## Passage provided:

##########

1. Given the `customers.csv` data file, what percent of `FirstName` fields are left blank?

In [22]:
count = 0
total = 0
for row_value in parsed_customer_data:
    total = total + 1
    if len(row_value["FirstName"]) <= 0:
        count = count + 1
solution_str = str(round((count * 100) / total, 2)) + "%"
print("01. Solution to question 1 is " + solution_str)

01. Solution to question 1 is 5.25%


2. Given the `customers.csv` data file, what percent of `LastName` fields are left blank?

In [23]:
count = 0
total = 0
for row_value in parsed_customer_data:
    total = total + 1
    if len(row_value["LastName"]) <= 0:
        count = count + 1
solution_str = str(round((count * 100) / total, 2)) + "%"
print("02. Solution to question 2 is " + solution_str)

02. Solution to question 2 is 3.18%


3. Given the `customers.csv` data file, what percent of `Zip` fields are left blank?

In [24]:
count = 0
total = 0
for row_value in parsed_customer_data:
    total = total + 1
    if len(row_value["Zip"]) <= 0:
        count = count + 1
solution_str = str(round((count * 100) / total, 2)) + "%"
print("03. Solution to question 3 is " + solution_str)

03. Solution to question 3 is 1.27%


4. Given the `customers.csv` data file, what percent of `State` fields are left blank?

In [25]:
count = 0
total = 0
for row_value in parsed_customer_data:
    total = total + 1
    if len(row_value["State"]) <= 0:
        count = count + 1
solution_str = str(round((count * 100) / total, 2)) + "%"
print("04. Solution to question 4 is " + solution_str)

##########

## Extracted entries:
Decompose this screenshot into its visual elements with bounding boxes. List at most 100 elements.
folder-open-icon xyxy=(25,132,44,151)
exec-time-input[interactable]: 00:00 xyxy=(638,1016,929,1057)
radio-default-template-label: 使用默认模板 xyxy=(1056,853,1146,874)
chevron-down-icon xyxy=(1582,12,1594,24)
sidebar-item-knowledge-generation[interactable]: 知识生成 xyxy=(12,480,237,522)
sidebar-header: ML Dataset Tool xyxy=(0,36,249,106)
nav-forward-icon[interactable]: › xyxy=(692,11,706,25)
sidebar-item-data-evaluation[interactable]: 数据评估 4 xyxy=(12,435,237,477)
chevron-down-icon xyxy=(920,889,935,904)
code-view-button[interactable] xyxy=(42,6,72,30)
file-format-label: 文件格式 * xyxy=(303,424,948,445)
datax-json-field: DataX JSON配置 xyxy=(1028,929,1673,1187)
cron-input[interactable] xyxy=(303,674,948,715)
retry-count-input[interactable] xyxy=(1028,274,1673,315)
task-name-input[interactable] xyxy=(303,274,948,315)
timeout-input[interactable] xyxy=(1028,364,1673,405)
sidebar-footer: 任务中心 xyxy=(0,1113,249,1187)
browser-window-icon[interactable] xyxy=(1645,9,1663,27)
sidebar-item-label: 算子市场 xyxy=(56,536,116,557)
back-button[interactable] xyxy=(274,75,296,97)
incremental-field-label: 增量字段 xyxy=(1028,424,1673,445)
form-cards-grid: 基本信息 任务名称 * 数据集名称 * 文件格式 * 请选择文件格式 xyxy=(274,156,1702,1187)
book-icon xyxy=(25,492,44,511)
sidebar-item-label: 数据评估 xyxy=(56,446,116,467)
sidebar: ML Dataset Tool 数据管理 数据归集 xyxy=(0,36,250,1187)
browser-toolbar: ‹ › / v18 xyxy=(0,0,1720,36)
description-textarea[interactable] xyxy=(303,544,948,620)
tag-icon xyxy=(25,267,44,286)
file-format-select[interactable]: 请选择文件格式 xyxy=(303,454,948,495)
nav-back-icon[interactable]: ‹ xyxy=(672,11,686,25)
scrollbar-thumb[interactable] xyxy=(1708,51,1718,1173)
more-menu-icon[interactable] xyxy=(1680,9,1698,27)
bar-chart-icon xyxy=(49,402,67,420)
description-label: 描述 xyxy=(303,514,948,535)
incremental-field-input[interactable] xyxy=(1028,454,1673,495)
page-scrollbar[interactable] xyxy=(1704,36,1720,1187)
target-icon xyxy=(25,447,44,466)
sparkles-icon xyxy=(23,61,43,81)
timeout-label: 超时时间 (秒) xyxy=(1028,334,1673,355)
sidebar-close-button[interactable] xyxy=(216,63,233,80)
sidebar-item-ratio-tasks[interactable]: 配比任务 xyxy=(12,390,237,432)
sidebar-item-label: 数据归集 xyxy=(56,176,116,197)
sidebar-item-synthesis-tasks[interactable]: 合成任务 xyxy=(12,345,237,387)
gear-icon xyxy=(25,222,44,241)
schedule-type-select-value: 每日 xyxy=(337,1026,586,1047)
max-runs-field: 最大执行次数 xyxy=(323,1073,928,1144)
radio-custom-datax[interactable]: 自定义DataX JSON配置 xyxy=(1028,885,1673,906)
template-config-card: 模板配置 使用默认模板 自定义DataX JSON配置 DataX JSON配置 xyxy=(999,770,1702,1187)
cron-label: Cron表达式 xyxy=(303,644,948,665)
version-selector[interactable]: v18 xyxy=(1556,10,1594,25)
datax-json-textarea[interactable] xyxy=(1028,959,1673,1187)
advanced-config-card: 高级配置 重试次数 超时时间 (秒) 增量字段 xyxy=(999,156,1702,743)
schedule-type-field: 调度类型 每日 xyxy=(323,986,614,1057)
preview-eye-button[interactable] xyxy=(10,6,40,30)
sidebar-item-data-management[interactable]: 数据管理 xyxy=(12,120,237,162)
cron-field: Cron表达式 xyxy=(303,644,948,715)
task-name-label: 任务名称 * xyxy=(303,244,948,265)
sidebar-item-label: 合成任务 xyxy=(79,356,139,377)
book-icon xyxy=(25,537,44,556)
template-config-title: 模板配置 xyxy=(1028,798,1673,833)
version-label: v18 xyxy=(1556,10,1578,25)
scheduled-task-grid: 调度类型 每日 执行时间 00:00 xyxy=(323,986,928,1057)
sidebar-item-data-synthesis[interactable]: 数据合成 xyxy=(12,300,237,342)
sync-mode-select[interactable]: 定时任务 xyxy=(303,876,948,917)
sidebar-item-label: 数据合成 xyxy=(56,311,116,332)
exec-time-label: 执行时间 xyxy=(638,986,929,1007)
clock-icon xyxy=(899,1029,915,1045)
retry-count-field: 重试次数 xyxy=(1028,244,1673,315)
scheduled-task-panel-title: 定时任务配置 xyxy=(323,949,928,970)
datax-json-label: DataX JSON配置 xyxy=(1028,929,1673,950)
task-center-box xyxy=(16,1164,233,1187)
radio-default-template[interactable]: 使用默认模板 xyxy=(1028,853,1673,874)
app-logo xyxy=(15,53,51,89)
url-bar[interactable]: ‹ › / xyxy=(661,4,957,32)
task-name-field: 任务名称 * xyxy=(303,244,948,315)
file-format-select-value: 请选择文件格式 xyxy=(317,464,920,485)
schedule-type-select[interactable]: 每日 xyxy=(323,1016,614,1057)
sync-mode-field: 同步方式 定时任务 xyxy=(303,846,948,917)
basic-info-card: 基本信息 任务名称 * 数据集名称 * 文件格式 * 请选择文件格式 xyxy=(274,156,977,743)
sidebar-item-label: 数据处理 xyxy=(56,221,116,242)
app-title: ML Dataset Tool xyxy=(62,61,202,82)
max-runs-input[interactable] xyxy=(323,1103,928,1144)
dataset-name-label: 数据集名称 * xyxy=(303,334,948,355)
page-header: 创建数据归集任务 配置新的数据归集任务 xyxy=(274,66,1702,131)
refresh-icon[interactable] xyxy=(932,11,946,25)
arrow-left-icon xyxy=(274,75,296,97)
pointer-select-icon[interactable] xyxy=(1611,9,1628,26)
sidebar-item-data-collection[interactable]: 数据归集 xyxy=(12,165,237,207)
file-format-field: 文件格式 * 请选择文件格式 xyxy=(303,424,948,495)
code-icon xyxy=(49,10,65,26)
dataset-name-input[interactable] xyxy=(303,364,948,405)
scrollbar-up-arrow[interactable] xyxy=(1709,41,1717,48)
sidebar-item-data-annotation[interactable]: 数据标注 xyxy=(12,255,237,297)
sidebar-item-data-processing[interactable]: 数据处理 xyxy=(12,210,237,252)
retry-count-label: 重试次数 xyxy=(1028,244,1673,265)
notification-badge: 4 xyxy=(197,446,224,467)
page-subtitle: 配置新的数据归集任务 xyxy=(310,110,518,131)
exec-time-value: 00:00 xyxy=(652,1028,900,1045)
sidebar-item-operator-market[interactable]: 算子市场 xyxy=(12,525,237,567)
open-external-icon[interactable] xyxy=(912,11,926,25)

##########

## Tasks:
A - Using the notebook excerpt on blank fields in customers.csv, answer each question on its own line:
(i) What percent of FirstName fields are left blank?
(ii) What percent of LastName fields are left blank?
(iii) What percent of Zip fields are left blank?
B - Carry on the notebook excerpt on blank fields in customers.csv, beginning right after its final line of code.
The entries were drawn from a separate source.

## Answers for the exercise:
A -
(i) 5.25%
(ii) 3.18%
(iii) 1.27%

B -
04. Solution to question 4 is 2.15%


5. Given the `customers.csv` data file, what percent of `Zip` and `State` fields switched?

In [26]:
count = 0
total = 0
for row_value in parsed_customer_data:
    total = total + 1
    if len(row_value["State"]) > 2 and len(row_value["Zip"]) == 2:
        count = count + 1
solution_str = str(round((count * 100) / total, 2)) + "%"
print("05. Solution to question 5 is " + solution_str)

05. Solution to question 5 is 1.35%


In [27]:
parsed_customer_data = fix_customer_data(parsed_customer_data)
monthly_revenue_details, monthly_gross__profit_details, monthly_net_profit_details = fetch_monthly_details()
annual_revenue_details, annual_quantity_details, annual_profit_details = fetch_annual_details()

6. Which month saw the **largest** total revenue, and what was the value?

In [28]:
value = max(monthly_revenue_details)
month_name = months_list[monthly_revenue_details.index(value)]
print("06. Solution to question 6 is $ " + value + ", " + month_name)

06. Solution to question 6 is $ 432,267.18, October


7. Which month saw the **largest** gross profit, and what was the value?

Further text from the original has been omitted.